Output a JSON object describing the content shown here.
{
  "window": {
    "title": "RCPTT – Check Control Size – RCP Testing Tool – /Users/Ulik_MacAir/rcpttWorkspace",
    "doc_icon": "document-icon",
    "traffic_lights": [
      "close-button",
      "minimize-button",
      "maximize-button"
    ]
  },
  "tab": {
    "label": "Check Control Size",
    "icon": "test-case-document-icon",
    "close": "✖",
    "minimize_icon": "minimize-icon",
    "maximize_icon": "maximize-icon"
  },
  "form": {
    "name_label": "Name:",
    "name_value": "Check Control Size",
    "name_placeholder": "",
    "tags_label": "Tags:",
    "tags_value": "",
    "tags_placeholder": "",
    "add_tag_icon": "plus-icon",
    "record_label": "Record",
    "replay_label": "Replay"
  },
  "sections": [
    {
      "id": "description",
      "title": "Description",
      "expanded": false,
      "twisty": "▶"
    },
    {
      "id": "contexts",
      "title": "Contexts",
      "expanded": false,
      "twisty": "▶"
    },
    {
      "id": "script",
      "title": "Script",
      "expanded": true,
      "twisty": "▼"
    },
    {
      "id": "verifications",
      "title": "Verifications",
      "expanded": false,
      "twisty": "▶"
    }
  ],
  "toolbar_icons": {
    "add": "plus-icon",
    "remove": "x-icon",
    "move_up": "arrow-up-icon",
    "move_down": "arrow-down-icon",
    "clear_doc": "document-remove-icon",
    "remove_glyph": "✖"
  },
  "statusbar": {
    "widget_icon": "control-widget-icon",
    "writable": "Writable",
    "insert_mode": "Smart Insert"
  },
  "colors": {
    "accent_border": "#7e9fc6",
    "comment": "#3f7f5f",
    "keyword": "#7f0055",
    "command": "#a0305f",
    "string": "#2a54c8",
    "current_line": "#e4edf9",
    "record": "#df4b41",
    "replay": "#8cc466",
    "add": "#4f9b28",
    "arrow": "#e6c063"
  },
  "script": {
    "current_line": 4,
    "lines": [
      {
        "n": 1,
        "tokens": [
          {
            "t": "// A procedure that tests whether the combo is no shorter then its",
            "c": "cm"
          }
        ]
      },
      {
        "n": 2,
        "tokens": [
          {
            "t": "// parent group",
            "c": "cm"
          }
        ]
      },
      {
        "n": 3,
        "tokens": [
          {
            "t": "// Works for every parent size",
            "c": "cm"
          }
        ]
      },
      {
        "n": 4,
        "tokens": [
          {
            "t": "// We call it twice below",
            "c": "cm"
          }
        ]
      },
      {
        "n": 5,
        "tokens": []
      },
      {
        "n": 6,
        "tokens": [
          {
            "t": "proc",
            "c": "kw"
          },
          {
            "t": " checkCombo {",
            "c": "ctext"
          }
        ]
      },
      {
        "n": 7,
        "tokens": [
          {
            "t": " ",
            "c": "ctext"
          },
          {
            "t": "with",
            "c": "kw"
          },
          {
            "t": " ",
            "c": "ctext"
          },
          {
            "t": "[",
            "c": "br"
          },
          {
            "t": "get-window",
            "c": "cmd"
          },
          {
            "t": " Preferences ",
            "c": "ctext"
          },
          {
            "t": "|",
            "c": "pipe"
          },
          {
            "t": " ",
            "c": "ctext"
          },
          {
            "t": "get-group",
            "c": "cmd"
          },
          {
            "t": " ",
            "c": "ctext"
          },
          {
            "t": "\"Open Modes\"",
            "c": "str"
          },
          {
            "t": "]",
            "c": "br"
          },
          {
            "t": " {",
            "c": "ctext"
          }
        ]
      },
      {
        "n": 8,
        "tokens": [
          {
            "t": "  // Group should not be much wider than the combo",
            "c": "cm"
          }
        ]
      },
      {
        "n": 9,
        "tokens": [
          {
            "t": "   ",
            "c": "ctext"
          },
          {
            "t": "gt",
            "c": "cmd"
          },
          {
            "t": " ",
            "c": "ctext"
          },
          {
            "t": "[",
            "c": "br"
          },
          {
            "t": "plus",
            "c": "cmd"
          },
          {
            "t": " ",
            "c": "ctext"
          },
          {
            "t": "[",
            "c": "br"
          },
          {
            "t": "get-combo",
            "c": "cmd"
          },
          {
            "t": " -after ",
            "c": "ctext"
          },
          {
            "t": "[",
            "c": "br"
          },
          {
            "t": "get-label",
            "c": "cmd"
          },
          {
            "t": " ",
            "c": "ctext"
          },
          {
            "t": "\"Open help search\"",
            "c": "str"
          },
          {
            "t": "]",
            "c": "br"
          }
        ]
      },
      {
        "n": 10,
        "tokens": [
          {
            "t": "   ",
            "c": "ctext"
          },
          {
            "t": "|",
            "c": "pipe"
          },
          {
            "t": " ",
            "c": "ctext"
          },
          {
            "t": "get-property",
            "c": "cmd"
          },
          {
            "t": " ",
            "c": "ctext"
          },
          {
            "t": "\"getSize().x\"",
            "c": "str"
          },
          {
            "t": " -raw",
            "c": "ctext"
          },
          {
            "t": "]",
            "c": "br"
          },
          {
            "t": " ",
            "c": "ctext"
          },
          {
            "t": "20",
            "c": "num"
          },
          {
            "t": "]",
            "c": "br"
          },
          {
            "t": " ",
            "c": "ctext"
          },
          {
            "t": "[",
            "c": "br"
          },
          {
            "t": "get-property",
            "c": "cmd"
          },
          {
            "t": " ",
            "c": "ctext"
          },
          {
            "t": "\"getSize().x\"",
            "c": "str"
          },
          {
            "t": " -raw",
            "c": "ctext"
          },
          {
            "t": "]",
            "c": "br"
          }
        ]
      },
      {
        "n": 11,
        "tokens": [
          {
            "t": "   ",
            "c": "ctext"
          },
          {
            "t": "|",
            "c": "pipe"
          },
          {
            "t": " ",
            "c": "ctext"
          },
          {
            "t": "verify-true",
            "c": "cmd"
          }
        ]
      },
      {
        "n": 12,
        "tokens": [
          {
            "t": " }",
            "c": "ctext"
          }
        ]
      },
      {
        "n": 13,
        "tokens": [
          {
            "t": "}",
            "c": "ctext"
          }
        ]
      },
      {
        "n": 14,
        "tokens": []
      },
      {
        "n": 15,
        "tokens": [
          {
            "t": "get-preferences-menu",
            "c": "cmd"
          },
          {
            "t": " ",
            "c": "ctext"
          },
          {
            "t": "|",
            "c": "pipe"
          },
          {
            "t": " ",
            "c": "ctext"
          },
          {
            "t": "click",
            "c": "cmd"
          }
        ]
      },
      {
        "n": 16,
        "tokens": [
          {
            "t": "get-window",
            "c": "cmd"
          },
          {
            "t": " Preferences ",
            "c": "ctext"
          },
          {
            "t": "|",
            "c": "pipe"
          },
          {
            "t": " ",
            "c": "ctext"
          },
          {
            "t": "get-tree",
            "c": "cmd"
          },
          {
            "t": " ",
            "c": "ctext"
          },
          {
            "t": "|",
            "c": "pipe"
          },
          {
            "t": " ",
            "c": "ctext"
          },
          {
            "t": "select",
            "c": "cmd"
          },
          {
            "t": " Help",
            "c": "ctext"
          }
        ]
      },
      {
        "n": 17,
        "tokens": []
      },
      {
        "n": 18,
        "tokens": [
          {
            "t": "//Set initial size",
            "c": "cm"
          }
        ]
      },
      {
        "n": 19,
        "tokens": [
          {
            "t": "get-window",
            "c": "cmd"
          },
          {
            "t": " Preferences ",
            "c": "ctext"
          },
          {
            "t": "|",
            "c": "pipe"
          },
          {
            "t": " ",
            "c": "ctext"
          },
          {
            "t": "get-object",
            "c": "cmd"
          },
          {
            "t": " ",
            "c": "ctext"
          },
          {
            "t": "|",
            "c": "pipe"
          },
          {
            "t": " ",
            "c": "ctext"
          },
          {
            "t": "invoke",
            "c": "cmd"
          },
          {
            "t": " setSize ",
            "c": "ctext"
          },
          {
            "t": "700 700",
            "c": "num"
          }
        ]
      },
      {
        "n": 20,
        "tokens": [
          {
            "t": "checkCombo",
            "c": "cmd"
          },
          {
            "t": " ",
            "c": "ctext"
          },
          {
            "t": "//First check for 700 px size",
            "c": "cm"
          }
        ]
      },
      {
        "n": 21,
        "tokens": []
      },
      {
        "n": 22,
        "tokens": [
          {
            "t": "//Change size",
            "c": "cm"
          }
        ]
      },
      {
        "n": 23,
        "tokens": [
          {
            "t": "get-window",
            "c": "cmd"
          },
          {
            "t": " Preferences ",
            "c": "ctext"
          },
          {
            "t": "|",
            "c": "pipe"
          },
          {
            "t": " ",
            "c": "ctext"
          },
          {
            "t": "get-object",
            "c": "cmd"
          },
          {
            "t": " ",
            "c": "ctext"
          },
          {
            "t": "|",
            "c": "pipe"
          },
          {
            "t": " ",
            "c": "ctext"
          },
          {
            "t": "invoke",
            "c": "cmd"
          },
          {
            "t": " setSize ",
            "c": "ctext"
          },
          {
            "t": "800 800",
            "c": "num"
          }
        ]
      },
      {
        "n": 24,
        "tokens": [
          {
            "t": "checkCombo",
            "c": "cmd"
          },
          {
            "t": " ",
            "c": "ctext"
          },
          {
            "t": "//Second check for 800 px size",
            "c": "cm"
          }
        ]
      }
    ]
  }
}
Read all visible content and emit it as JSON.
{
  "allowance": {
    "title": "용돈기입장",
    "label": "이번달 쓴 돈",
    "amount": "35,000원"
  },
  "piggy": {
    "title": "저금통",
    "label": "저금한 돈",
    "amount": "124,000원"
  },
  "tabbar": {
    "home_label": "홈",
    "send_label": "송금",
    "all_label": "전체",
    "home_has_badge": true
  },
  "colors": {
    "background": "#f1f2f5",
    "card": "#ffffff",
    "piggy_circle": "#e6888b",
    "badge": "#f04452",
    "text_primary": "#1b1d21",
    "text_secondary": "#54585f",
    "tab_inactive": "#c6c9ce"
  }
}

• • • • • • •

--- Task details ---
State how many lines of the listing include the word "maximize". Reply with the number alone.

--- Complete answer ---
2